What is expected: Extract each line containing the string "Mädchen".
--- begin Data section ---
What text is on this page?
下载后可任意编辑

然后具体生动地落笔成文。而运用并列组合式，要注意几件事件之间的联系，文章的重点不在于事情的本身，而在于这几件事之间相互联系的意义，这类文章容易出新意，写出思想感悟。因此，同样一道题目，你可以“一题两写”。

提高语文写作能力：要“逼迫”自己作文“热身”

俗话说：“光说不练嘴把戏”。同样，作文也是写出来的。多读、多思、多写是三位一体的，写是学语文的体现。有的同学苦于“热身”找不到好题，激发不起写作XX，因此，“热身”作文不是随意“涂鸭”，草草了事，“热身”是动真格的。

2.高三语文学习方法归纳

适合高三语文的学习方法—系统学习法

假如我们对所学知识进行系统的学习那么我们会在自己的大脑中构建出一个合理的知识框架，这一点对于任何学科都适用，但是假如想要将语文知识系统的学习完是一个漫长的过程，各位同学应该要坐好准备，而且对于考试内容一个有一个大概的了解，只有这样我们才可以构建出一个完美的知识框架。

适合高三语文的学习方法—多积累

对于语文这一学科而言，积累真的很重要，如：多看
--- end Data section ---
--- begin Data section ---
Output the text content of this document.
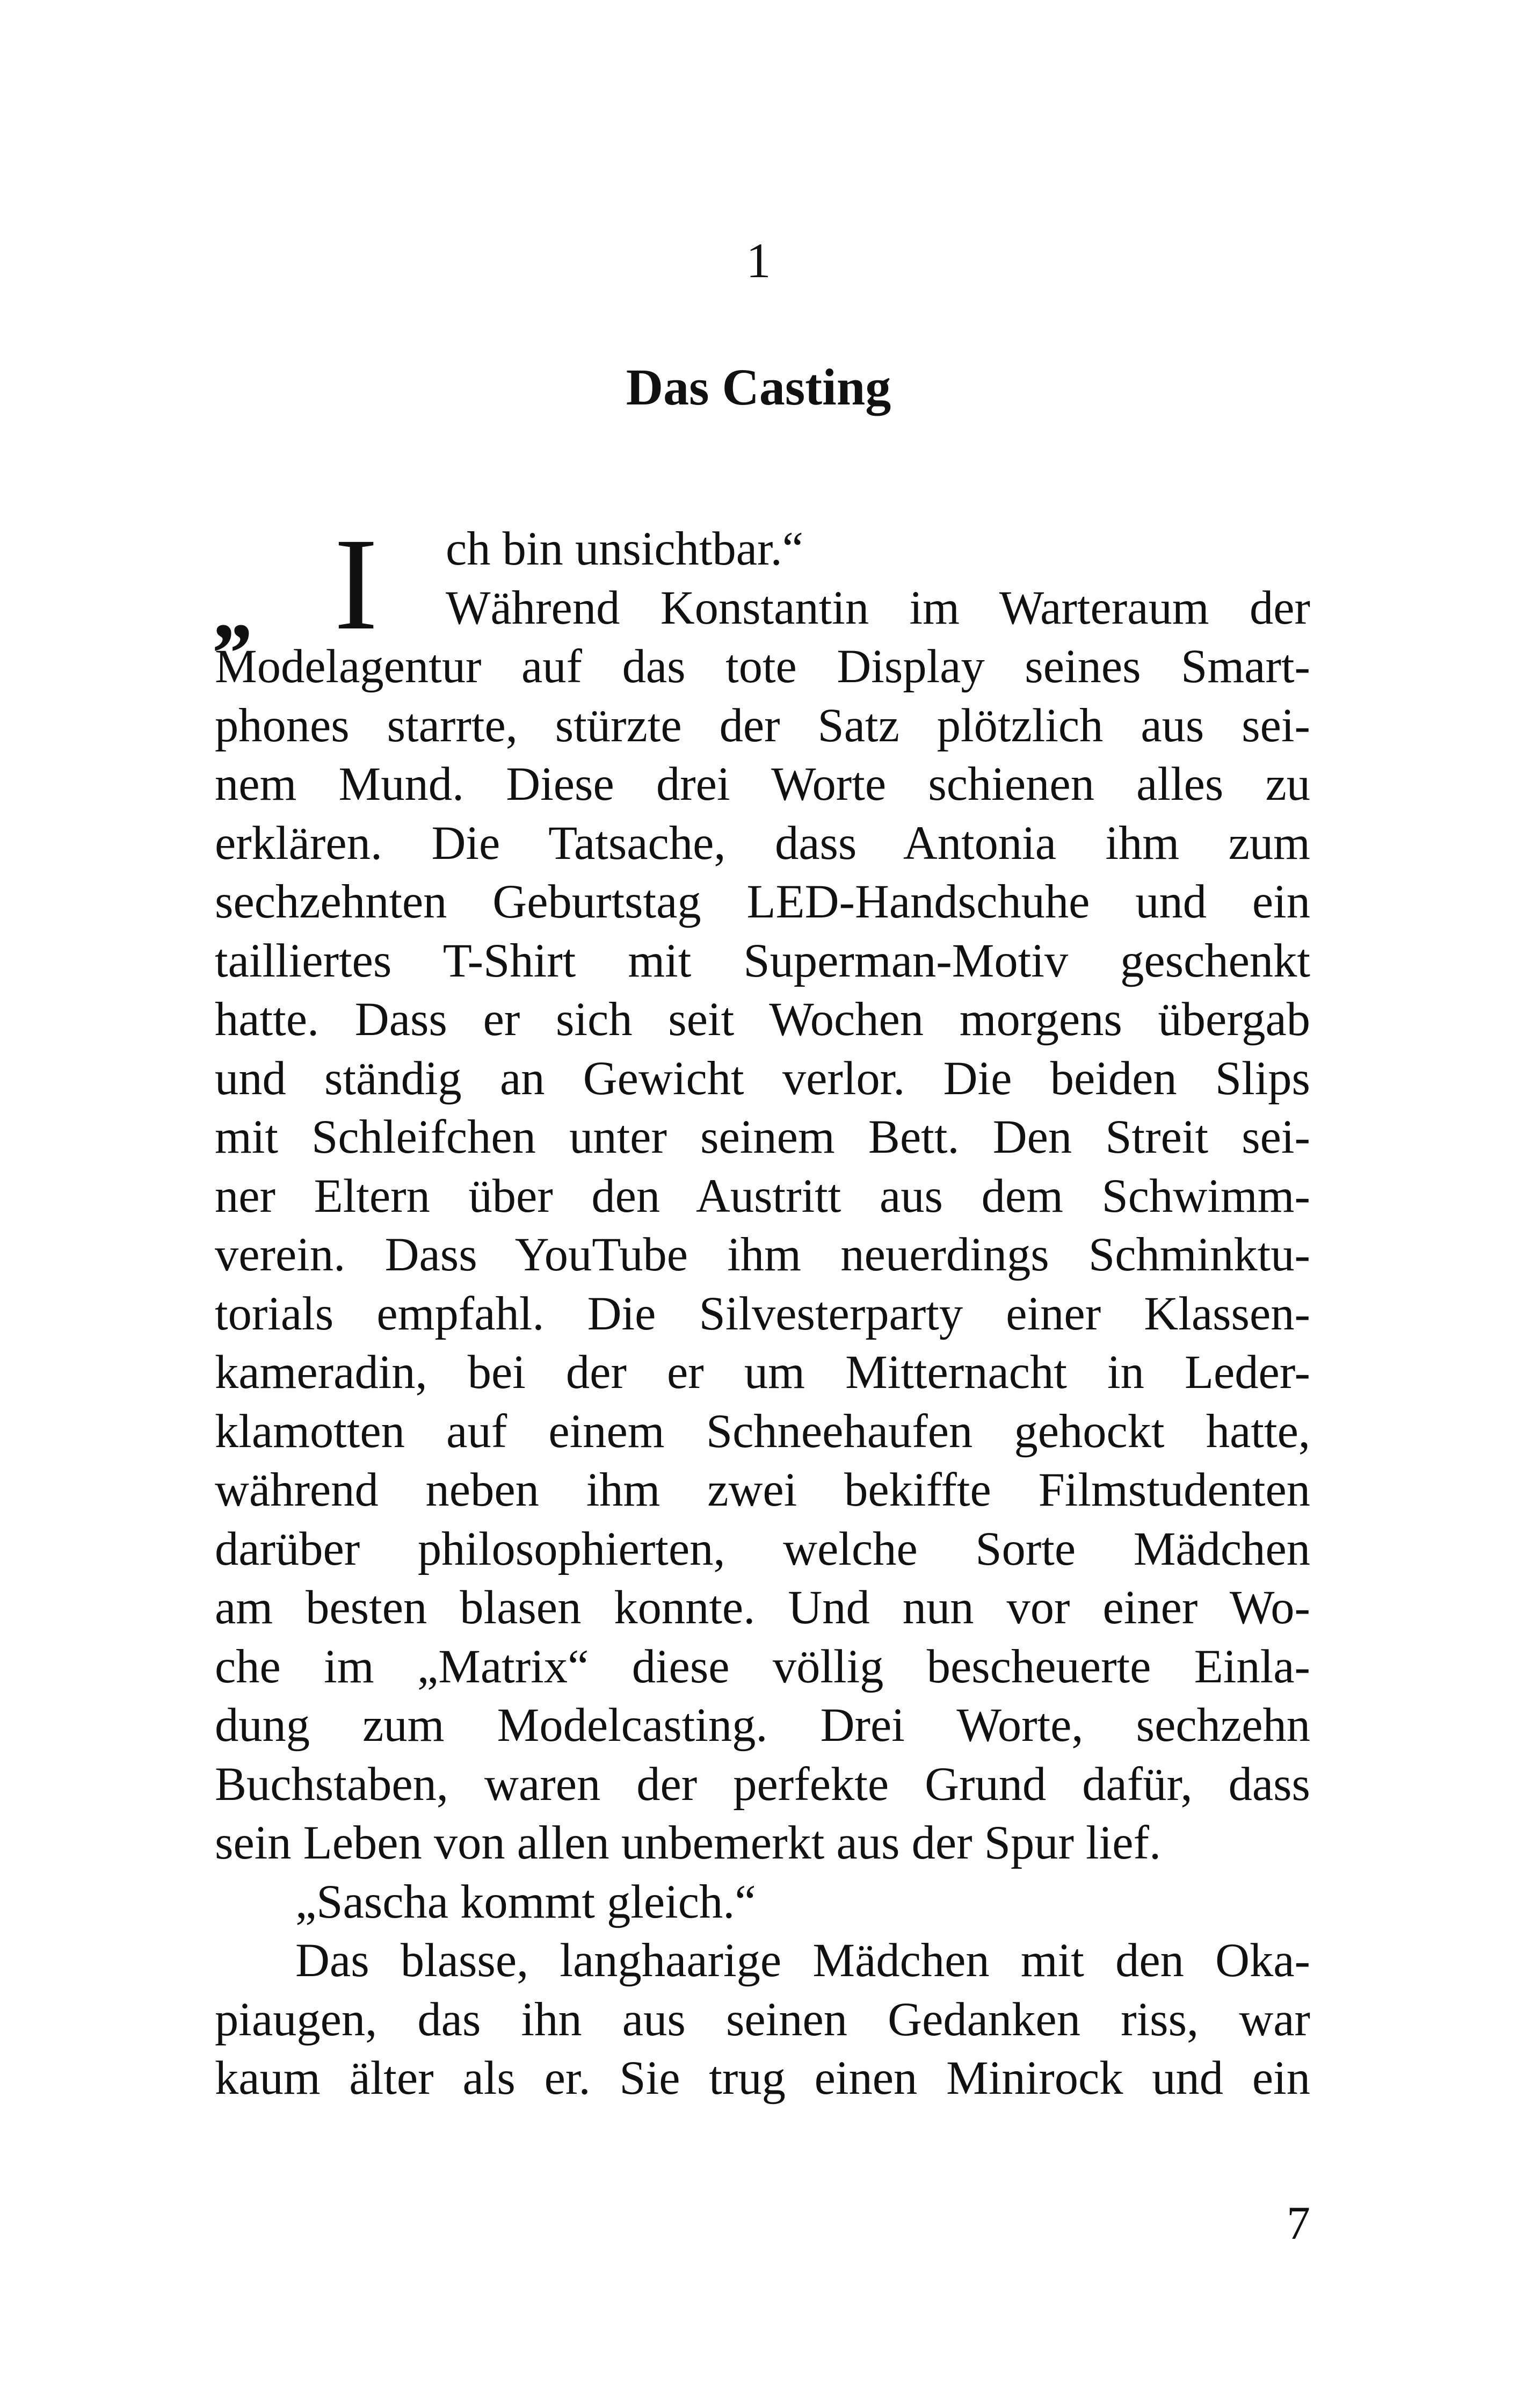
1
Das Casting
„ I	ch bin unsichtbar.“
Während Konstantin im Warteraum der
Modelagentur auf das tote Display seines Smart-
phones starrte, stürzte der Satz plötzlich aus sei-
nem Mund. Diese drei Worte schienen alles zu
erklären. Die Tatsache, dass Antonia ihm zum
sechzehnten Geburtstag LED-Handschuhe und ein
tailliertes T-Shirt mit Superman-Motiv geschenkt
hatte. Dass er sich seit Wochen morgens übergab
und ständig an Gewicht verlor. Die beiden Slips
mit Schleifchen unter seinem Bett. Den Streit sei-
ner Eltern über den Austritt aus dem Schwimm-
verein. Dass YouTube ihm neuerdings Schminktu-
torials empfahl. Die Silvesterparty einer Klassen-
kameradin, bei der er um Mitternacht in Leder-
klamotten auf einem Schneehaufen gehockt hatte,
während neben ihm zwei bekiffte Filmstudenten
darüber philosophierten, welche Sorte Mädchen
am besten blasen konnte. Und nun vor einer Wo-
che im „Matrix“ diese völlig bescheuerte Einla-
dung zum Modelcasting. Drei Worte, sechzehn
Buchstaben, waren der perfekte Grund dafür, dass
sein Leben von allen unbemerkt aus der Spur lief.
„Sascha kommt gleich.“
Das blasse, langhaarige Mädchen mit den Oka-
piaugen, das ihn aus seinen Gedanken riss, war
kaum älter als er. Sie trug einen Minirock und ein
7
--- end Data section ---
--- begin Data section ---
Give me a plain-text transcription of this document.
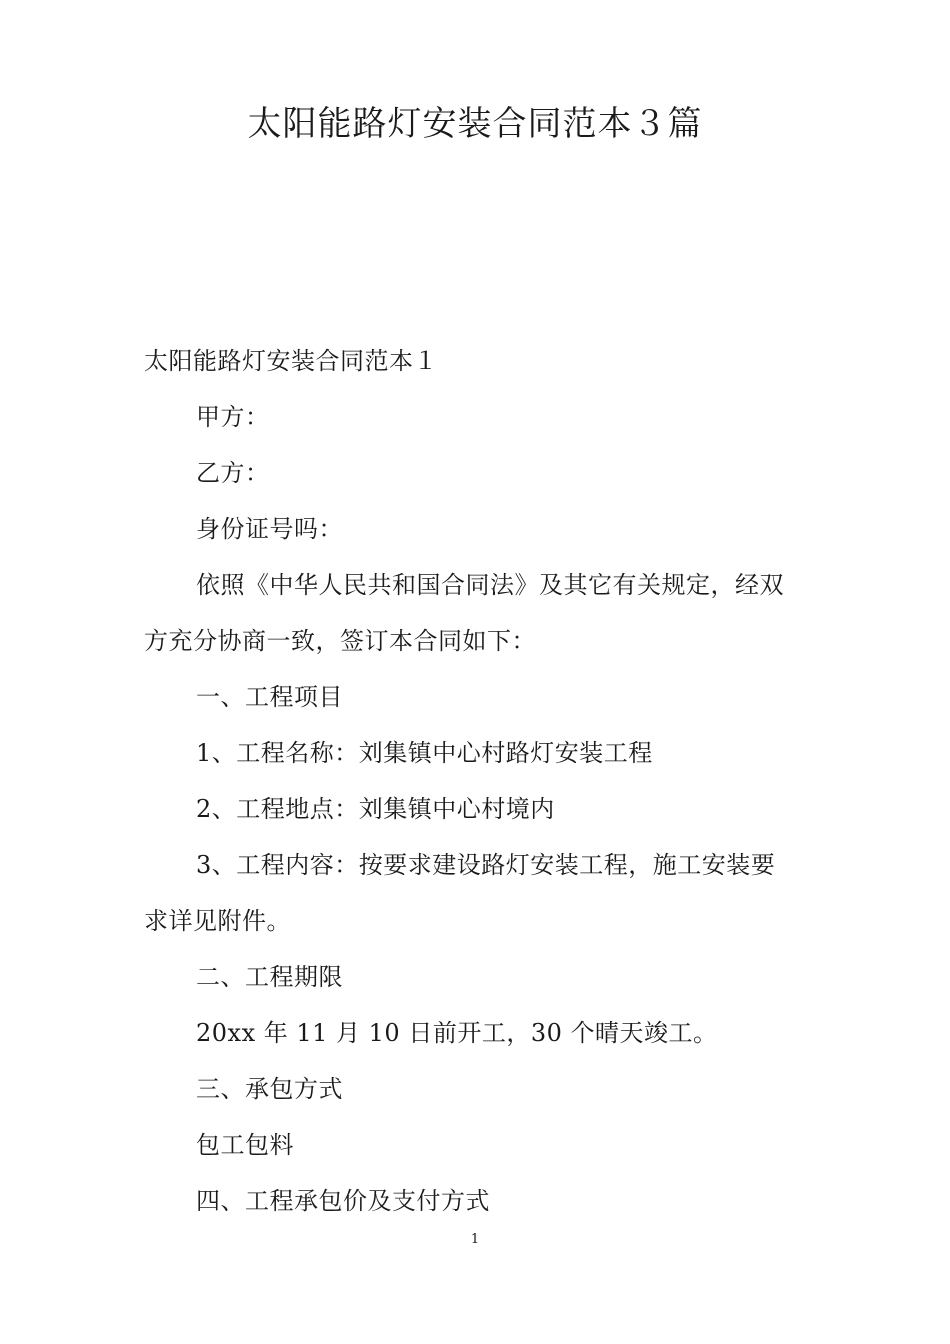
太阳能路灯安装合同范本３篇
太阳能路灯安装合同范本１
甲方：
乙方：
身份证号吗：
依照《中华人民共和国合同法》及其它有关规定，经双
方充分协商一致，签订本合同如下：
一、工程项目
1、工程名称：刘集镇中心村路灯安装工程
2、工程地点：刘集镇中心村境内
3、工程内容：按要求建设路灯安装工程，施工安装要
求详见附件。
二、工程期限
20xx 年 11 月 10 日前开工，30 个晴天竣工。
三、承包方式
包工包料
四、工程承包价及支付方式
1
--- end Data section ---
Written reply:
darüber philosophierten, welche Sorte Mädchen
Das blasse, langhaarige Mädchen mit den Oka-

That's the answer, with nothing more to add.